> **DESCRIPTION OF THE TASK**: Write out all of the data exactly as it appears.

> **DATA**:
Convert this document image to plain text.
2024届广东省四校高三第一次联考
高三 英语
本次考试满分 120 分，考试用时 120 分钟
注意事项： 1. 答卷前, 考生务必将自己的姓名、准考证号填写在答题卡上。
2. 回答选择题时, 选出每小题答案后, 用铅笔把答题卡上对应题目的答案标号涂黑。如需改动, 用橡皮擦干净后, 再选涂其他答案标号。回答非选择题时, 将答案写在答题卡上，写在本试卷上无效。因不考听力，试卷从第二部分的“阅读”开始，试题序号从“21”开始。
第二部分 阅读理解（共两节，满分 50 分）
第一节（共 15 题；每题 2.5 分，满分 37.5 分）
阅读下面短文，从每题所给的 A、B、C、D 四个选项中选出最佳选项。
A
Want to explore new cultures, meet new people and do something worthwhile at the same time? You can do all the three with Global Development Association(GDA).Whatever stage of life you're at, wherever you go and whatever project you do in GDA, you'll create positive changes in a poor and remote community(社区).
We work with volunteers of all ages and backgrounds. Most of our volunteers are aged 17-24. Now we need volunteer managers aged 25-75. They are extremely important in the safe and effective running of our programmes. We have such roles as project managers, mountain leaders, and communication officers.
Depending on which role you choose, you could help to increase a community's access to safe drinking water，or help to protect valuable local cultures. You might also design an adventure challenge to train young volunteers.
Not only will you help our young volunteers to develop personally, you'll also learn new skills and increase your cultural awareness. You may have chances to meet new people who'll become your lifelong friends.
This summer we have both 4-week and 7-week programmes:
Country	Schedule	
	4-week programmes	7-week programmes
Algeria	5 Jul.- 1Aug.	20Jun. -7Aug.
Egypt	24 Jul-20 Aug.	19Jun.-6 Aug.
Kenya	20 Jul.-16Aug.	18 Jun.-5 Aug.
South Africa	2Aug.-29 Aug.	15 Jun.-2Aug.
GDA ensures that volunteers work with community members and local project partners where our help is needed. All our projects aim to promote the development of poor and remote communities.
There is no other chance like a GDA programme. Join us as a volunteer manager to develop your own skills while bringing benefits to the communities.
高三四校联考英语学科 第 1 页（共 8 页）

> **RESULT OF THIS EXERCISE**:
Convert this document image to plain text.
2024届广东省四校高三第一次联考
高三 英语
本次考试满分 120 分，考试用时 120 分钟
注意事项： 1. 答卷前, 考生务必将自己的姓名、准考证号填写在答题卡上。
2. 回答选择题时, 选出每小题答案后, 用铅笔把答题卡上对应题目的答案标号涂黑。如需改动, 用橡皮擦干净后, 再选涂其他答案标号。回答非选择题时, 将答案写在答题卡上，写在本试卷上无效。因不考听力，试卷从第二部分的“阅读”开始，试题序号从“21”开始。
第二部分 阅读理解（共两节，满分 50 分）
第一节（共 15 题；每题 2.5 分，满分 37.5 分）
阅读下面短文，从每题所给的 A、B、C、D 四个选项中选出最佳选项。
A
Want to explore new cultures, meet new people and do something worthwhile at the same time? You can do all the three with Global Development Association(GDA).Whatever stage of life you're at, wherever you go and whatever project you do in GDA, you'll create positive changes in a poor and remote community(社区).
We work with volunteers of all ages and backgrounds. Most of our volunteers are aged 17-24. Now we need volunteer managers aged 25-75. They are extremely important in the safe and effective running of our programmes. We have such roles as project managers, mountain leaders, and communication officers.
Depending on which role you choose, you could help to increase a community's access to safe drinking water，or help to protect valuable local cultures. You might also design an adventure challenge to train young volunteers.
Not only will you help our young volunteers to develop personally, you'll also learn new skills and increase your cultural awareness. You may have chances to meet new people who'll become your lifelong friends.
This summer we have both 4-week and 7-week programmes:
Country	Schedule	
	4-week programmes	7-week programmes
Algeria	5 Jul.- 1Aug.	20Jun. -7Aug.
Egypt	24 Jul-20 Aug.	19Jun.-6 Aug.
Kenya	20 Jul.-16Aug.	18 Jun.-5 Aug.
South Africa	2Aug.-29 Aug.	15 Jun.-2Aug.
GDA ensures that volunteers work with community members and local project partners where our help is needed. All our projects aim to promote the development of poor and remote communities.
There is no other chance like a GDA programme. Join us as a volunteer manager to develop your own skills while bringing benefits to the communities.
高三四校联考英语学科 第 1 页（共 8 页）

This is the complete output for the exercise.